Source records

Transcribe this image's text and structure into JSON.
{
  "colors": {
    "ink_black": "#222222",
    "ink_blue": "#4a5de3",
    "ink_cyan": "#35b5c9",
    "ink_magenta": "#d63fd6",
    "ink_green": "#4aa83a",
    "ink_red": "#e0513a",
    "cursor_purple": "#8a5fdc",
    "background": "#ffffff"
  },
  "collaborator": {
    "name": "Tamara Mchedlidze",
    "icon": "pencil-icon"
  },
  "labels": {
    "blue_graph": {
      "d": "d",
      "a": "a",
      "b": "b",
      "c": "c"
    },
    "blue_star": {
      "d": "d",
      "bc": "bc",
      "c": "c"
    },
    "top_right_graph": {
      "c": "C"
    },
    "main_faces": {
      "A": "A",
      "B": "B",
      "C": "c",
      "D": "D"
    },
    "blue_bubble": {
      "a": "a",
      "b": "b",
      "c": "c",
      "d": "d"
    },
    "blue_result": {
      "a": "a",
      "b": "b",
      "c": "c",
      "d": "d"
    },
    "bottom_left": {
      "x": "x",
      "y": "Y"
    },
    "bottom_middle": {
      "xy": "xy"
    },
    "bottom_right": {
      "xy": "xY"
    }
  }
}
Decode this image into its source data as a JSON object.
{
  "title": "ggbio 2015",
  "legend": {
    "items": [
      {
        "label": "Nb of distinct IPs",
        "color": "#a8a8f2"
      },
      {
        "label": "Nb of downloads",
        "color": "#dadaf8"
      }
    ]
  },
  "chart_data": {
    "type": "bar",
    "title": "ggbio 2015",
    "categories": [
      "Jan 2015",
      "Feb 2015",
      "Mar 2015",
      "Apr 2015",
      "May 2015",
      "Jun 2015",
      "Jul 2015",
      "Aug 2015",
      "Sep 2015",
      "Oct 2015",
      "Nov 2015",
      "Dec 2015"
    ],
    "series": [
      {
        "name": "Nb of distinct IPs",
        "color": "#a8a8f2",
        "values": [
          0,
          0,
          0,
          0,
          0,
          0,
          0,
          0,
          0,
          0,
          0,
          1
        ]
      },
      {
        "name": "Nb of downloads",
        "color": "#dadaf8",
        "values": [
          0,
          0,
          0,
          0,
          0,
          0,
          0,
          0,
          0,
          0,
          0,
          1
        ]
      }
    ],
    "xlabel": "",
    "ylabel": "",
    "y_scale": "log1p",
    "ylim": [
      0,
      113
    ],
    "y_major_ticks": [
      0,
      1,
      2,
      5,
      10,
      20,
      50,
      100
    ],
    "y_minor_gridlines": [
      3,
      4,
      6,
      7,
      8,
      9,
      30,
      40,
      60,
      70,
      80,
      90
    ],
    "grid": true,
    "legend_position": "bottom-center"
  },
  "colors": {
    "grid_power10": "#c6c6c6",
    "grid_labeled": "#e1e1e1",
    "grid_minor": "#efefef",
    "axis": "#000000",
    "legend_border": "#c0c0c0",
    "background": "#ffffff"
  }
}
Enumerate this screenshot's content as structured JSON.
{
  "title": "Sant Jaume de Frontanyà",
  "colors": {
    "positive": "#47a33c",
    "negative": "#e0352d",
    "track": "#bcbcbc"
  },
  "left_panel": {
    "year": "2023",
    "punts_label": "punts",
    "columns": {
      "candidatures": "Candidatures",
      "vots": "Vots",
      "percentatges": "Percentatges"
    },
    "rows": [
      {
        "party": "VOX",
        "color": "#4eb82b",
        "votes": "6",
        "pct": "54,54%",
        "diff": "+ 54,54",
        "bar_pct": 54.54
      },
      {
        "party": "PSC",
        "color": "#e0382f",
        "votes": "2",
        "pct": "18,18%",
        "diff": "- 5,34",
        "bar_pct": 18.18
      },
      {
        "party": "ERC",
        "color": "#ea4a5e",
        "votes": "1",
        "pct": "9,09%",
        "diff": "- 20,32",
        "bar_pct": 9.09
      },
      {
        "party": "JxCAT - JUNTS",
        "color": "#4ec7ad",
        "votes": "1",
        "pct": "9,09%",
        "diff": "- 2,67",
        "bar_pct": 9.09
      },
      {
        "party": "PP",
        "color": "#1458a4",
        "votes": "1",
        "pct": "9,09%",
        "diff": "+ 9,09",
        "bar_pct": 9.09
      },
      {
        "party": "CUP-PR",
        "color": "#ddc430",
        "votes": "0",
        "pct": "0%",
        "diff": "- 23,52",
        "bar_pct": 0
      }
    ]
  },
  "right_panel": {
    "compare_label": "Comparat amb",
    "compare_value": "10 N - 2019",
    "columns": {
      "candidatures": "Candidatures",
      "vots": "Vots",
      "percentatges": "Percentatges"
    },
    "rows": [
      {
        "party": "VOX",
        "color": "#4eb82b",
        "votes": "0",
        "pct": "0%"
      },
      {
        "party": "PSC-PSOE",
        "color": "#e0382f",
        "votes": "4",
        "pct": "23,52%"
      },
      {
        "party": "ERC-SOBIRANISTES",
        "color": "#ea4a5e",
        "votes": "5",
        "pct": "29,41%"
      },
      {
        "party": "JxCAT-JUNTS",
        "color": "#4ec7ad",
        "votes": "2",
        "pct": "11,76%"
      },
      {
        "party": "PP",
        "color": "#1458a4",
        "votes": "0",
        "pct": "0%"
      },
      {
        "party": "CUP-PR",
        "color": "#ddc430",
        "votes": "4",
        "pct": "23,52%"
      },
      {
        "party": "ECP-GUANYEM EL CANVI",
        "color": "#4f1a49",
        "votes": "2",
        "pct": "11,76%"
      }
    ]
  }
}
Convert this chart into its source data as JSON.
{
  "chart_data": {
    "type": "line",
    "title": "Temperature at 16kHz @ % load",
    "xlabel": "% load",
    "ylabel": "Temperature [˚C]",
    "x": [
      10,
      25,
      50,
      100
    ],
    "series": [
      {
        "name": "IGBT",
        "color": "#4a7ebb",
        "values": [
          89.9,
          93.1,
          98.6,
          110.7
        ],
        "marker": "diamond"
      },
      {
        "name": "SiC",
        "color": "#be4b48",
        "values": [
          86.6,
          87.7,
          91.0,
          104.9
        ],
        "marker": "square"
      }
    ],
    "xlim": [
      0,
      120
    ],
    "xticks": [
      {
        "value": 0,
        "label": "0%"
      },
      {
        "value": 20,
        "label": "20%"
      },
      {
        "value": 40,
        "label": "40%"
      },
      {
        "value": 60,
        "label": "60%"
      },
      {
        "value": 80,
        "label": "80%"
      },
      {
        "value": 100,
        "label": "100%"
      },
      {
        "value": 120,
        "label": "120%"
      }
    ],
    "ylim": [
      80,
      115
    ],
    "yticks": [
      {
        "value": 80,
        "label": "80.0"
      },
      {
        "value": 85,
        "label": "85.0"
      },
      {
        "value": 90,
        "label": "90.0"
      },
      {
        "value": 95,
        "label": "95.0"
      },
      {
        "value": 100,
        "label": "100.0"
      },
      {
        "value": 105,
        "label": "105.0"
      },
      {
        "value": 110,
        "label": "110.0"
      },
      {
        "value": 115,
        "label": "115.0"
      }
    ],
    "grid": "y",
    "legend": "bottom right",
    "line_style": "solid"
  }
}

> **WHAT THE TASK ASKS**
Quote the material exactly, leaving nothing out.

> **RESULT OF THE TASK**
Transcribe this image's text and structure into JSON.
{
  "colors": {
    "ink_black": "#222222",
    "ink_blue": "#4a5de3",
    "ink_cyan": "#35b5c9",
    "ink_magenta": "#d63fd6",
    "ink_green": "#4aa83a",
    "ink_red": "#e0513a",
    "cursor_purple": "#8a5fdc",
    "background": "#ffffff"
  },
  "collaborator": {
    "name": "Tamara Mchedlidze",
    "icon": "pencil-icon"
  },
  "labels": {
    "blue_graph": {
      "d": "d",
      "a": "a",
      "b": "b",
      "c": "c"
    },
    "blue_star": {
      "d": "d",
      "bc": "bc",
      "c": "c"
    },
    "top_right_graph": {
      "c": "C"
    },
    "main_faces": {
      "A": "A",
      "B": "B",
      "C": "c",
      "D": "D"
    },
    "blue_bubble": {
      "a": "a",
      "b": "b",
      "c": "c",
      "d": "d"
    },
    "blue_result": {
      "a": "a",
      "b": "b",
      "c": "c",
      "d": "d"
    },
    "bottom_left": {
      "x": "x",
      "y": "Y"
    },
    "bottom_middle": {
      "xy": "xy"
    },
    "bottom_right": {
      "xy": "xY"
    }
  }
}
Decode this image into its source data as a JSON object.
{
  "title": "ggbio 2015",
  "legend": {
    "items": [
      {
        "label": "Nb of distinct IPs",
        "color": "#a8a8f2"
      },
      {
        "label": "Nb of downloads",
        "color": "#dadaf8"
      }
    ]
  },
  "chart_data": {
    "type": "bar",
    "title": "ggbio 2015",
    "categories": [
      "Jan 2015",
      "Feb 2015",
      "Mar 2015",
      "Apr 2015",
      "May 2015",
      "Jun 2015",
      "Jul 2015",
      "Aug 2015",
      "Sep 2015",
      "Oct 2015",
      "Nov 2015",
      "Dec 2015"
    ],
    "series": [
      {
        "name": "Nb of distinct IPs",
        "color": "#a8a8f2",
        "values": [
          0,
          0,
          0,
          0,
          0,
          0,
          0,
          0,
          0,
          0,
          0,
          1
        ]
      },
      {
        "name": "Nb of downloads",
        "color": "#dadaf8",
        "values": [
          0,
          0,
          0,
          0,
          0,
          0,
          0,
          0,
          0,
          0,
          0,
          1
        ]
      }
    ],
    "xlabel": "",
    "ylabel": "",
    "y_scale": "log1p",
    "ylim": [
      0,
      113
    ],
    "y_major_ticks": [
      0,
      1,
      2,
      5,
      10,
      20,
      50,
      100
    ],
    "y_minor_gridlines": [
      3,
      4,
      6,
      7,
      8,
      9,
      30,
      40,
      60,
      70,
      80,
      90
    ],
    "grid": true,
    "legend_position": "bottom-center"
  },
  "colors": {
    "grid_power10": "#c6c6c6",
    "grid_labeled": "#e1e1e1",
    "grid_minor": "#efefef",
    "axis": "#000000",
    "legend_border": "#c0c0c0",
    "background": "#ffffff"
  }
}
Enumerate this screenshot's content as structured JSON.
{
  "title": "Sant Jaume de Frontanyà",
  "colors": {
    "positive": "#47a33c",
    "negative": "#e0352d",
    "track": "#bcbcbc"
  },
  "left_panel": {
    "year": "2023",
    "punts_label": "punts",
    "columns": {
      "candidatures": "Candidatures",
      "vots": "Vots",
      "percentatges": "Percentatges"
    },
    "rows": [
      {
        "party": "VOX",
        "color": "#4eb82b",
        "votes": "6",
        "pct": "54,54%",
        "diff": "+ 54,54",
        "bar_pct": 54.54
      },
      {
        "party": "PSC",
        "color": "#e0382f",
        "votes": "2",
        "pct": "18,18%",
        "diff": "- 5,34",
        "bar_pct": 18.18
      },
      {
        "party": "ERC",
        "color": "#ea4a5e",
        "votes": "1",
        "pct": "9,09%",
        "diff": "- 20,32",
        "bar_pct": 9.09
      },
      {
        "party": "JxCAT - JUNTS",
        "color": "#4ec7ad",
        "votes": "1",
        "pct": "9,09%",
        "diff": "- 2,67",
        "bar_pct": 9.09
      },
      {
        "party": "PP",
        "color": "#1458a4",
        "votes": "1",
        "pct": "9,09%",
        "diff": "+ 9,09",
        "bar_pct": 9.09
      },
      {
        "party": "CUP-PR",
        "color": "#ddc430",
        "votes": "0",
        "pct": "0%",
        "diff": "- 23,52",
        "bar_pct": 0
      }
    ]
  },
  "right_panel": {
    "compare_label": "Comparat amb",
    "compare_value": "10 N - 2019",
    "columns": {
      "candidatures": "Candidatures",
      "vots": "Vots",
      "percentatges": "Percentatges"
    },
    "rows": [
      {
        "party": "VOX",
        "color": "#4eb82b",
        "votes": "0",
        "pct": "0%"
      },
      {
        "party": "PSC-PSOE",
        "color": "#e0382f",
        "votes": "4",
        "pct": "23,52%"
      },
      {
        "party": "ERC-SOBIRANISTES",
        "color": "#ea4a5e",
        "votes": "5",
        "pct": "29,41%"
      },
      {
        "party": "JxCAT-JUNTS",
        "color": "#4ec7ad",
        "votes": "2",
        "pct": "11,76%"
      },
      {
        "party": "PP",
        "color": "#1458a4",
        "votes": "0",
        "pct": "0%"
      },
      {
        "party": "CUP-PR",
        "color": "#ddc430",
        "votes": "4",
        "pct": "23,52%"
      },
      {
        "party": "ECP-GUANYEM EL CANVI",
        "color": "#4f1a49",
        "votes": "2",
        "pct": "11,76%"
      }
    ]
  }
}
Convert this chart into its source data as JSON.
{
  "chart_data": {
    "type": "line",
    "title": "Temperature at 16kHz @ % load",
    "xlabel": "% load",
    "ylabel": "Temperature [˚C]",
    "x": [
      10,
      25,
      50,
      100
    ],
    "series": [
      {
        "name": "IGBT",
        "color": "#4a7ebb",
        "values": [
          89.9,
          93.1,
          98.6,
          110.7
        ],
        "marker": "diamond"
      },
      {
        "name": "SiC",
        "color": "#be4b48",
        "values": [
          86.6,
          87.7,
          91.0,
          104.9
        ],
        "marker": "square"
      }
    ],
    "xlim": [
      0,
      120
    ],
    "xticks": [
      {
        "value": 0,
        "label": "0%"
      },
      {
        "value": 20,
        "label": "20%"
      },
      {
        "value": 40,
        "label": "40%"
      },
      {
        "value": 60,
        "label": "60%"
      },
      {
        "value": 80,
        "label": "80%"
      },
      {
        "value": 100,
        "label": "100%"
      },
      {
        "value": 120,
        "label": "120%"
      }
    ],
    "ylim": [
      80,
      115
    ],
    "yticks": [
      {
        "value": 80,
        "label": "80.0"
      },
      {
        "value": 85,
        "label": "85.0"
      },
      {
        "value": 90,
        "label": "90.0"
      },
      {
        "value": 95,
        "label": "95.0"
      },
      {
        "value": 100,
        "label": "100.0"
      },
      {
        "value": 105,
        "label": "105.0"
      },
      {
        "value": 110,
        "label": "110.0"
      },
      {
        "value": 115,
        "label": "115.0"
      }
    ],
    "grid": "y",
    "legend": "bottom right",
    "line_style": "solid"
  }
}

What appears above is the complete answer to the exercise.